§ Exercise directions
Find the lines that contain the word "subtitle" and copy each one.

§ Data

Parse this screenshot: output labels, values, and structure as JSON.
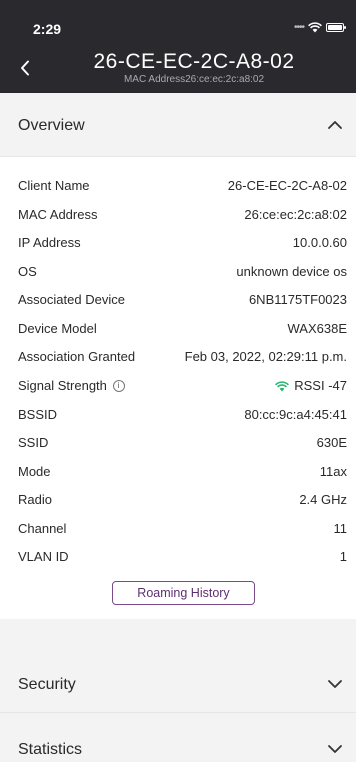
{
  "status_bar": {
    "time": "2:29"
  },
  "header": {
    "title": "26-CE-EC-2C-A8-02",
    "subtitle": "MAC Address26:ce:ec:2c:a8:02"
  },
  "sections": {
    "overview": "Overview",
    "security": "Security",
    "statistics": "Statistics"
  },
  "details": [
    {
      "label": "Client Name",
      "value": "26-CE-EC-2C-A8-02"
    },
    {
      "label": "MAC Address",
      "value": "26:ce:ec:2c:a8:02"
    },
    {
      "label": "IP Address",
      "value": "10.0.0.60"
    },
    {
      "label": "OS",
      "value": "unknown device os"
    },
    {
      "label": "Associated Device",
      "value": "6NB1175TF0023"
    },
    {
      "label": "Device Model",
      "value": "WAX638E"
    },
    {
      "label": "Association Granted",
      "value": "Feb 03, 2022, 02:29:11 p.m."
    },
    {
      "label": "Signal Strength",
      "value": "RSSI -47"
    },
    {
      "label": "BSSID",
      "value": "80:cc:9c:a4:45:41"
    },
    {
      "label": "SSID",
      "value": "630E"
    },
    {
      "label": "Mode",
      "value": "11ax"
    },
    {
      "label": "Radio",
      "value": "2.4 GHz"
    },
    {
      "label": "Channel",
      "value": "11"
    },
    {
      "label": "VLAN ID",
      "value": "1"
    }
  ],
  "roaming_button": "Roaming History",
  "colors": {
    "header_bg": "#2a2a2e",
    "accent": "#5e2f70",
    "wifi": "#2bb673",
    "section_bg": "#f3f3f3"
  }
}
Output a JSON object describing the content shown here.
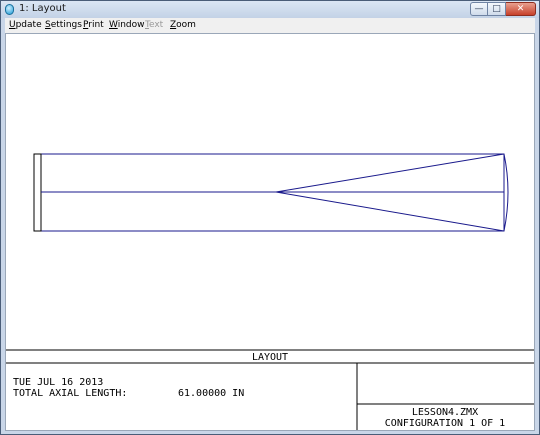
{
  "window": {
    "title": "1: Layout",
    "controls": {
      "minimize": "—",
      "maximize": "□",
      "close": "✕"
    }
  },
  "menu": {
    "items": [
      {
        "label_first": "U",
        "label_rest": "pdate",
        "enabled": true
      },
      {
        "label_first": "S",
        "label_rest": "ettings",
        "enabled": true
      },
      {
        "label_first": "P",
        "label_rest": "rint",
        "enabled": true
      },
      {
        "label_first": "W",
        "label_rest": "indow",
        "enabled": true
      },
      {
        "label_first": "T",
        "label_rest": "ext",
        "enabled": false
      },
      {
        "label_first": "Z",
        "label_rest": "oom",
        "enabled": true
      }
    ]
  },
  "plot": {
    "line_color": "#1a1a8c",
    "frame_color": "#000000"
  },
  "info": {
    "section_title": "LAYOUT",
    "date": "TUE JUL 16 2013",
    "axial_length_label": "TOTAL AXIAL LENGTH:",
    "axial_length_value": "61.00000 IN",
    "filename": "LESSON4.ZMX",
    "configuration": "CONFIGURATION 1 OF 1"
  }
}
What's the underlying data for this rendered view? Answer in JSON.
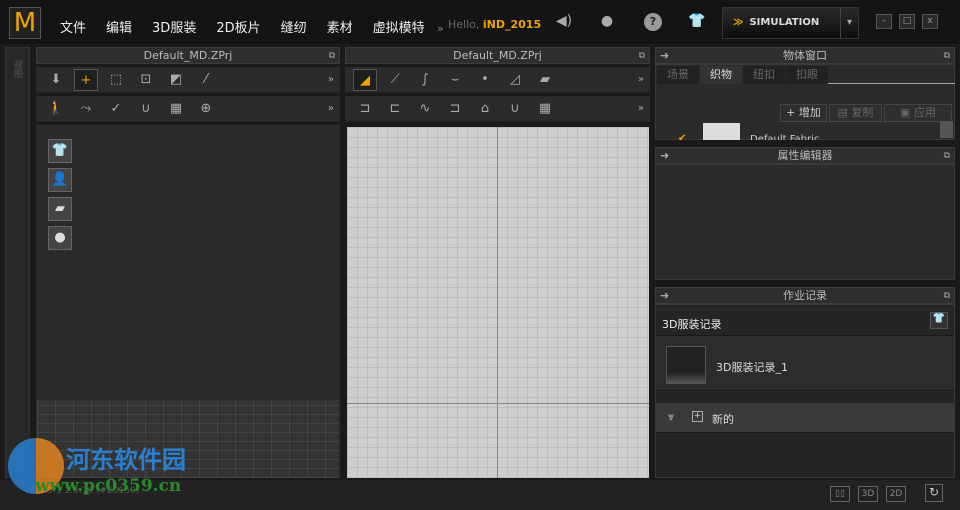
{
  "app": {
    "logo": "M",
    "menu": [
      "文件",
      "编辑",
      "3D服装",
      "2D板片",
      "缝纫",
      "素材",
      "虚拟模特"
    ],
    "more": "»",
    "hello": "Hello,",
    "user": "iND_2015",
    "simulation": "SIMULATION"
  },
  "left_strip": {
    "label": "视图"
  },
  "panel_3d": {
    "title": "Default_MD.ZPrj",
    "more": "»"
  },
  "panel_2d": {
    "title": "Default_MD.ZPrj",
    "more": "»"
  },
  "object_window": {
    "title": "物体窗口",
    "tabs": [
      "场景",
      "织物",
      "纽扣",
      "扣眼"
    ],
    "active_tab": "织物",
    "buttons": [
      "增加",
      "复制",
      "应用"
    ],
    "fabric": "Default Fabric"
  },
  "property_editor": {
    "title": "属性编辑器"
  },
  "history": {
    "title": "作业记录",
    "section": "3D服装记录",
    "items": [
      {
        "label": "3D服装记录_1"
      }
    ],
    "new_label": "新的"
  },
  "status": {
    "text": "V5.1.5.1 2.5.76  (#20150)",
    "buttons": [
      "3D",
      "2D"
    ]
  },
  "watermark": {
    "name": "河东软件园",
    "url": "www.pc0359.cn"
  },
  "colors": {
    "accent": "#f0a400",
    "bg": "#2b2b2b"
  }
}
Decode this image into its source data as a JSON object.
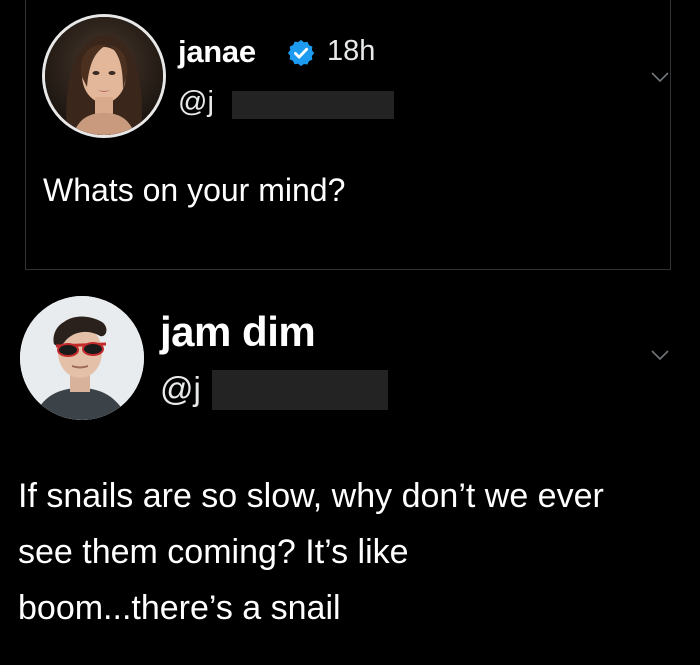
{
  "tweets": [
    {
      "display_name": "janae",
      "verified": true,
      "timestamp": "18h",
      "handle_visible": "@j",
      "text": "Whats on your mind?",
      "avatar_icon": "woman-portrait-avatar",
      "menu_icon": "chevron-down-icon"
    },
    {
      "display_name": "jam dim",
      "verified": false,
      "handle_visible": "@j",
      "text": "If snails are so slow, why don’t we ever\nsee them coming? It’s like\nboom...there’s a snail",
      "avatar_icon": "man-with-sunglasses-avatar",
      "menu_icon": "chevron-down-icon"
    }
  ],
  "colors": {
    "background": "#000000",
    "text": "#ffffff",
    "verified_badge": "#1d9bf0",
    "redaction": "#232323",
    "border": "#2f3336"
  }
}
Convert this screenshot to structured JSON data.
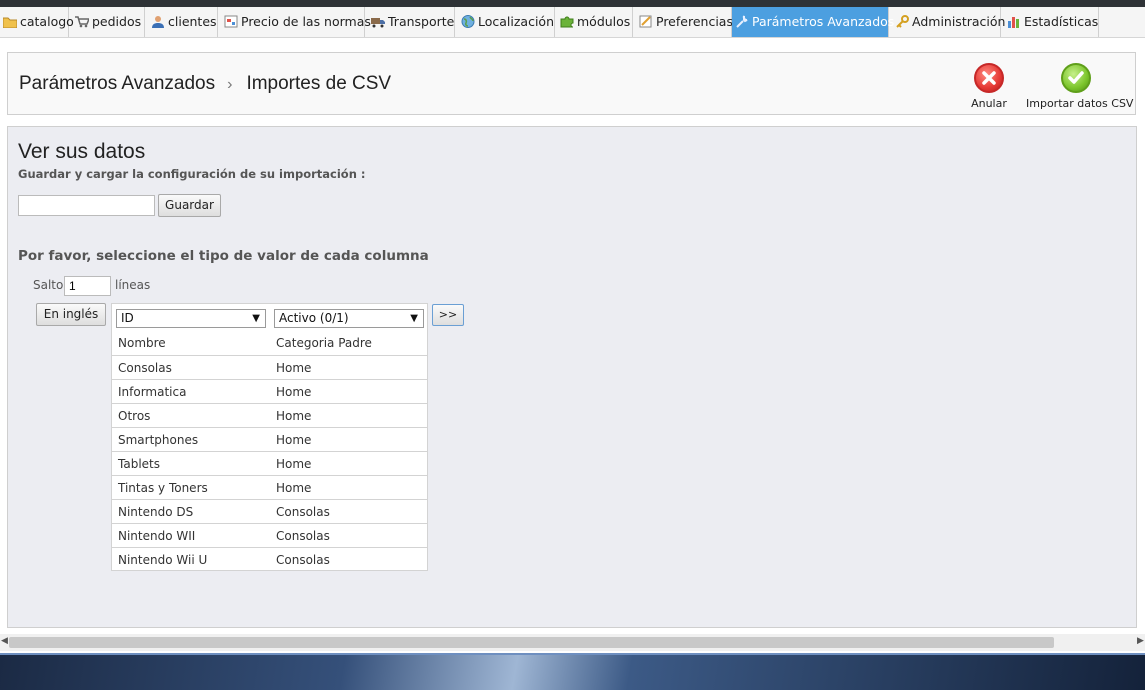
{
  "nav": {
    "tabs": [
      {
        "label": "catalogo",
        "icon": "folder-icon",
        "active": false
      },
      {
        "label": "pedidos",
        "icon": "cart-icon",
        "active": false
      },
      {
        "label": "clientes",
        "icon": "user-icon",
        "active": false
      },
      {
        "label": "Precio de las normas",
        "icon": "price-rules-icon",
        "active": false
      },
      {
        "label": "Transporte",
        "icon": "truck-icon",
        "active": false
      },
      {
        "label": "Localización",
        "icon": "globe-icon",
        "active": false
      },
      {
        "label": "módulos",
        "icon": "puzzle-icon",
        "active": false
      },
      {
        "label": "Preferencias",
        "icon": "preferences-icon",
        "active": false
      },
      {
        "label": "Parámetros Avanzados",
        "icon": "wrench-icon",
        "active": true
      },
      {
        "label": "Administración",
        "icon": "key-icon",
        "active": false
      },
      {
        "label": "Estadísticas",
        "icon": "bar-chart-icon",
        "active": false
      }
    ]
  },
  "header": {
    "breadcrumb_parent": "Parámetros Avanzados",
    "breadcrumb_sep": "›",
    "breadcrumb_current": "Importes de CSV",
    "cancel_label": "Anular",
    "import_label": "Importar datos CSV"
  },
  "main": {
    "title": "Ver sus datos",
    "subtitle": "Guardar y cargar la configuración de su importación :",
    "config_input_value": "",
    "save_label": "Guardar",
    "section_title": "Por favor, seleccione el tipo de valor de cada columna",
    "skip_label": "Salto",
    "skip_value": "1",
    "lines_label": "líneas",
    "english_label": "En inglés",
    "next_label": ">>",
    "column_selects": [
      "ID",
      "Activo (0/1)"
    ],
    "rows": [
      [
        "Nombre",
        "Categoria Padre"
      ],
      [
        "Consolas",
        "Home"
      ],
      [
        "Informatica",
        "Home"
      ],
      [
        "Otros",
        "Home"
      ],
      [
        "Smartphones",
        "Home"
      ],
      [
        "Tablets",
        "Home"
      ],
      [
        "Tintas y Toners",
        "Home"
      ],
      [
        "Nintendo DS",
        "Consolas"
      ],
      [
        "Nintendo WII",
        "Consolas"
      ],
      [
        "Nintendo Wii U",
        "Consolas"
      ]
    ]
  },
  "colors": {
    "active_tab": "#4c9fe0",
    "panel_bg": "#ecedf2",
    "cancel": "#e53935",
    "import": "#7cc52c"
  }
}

§ Complete answer
    "subtitle": "MAC Address26:ce:ec:2c:a8:02"
    "subtitle": "Guardar y cargar la configuración de su importación :",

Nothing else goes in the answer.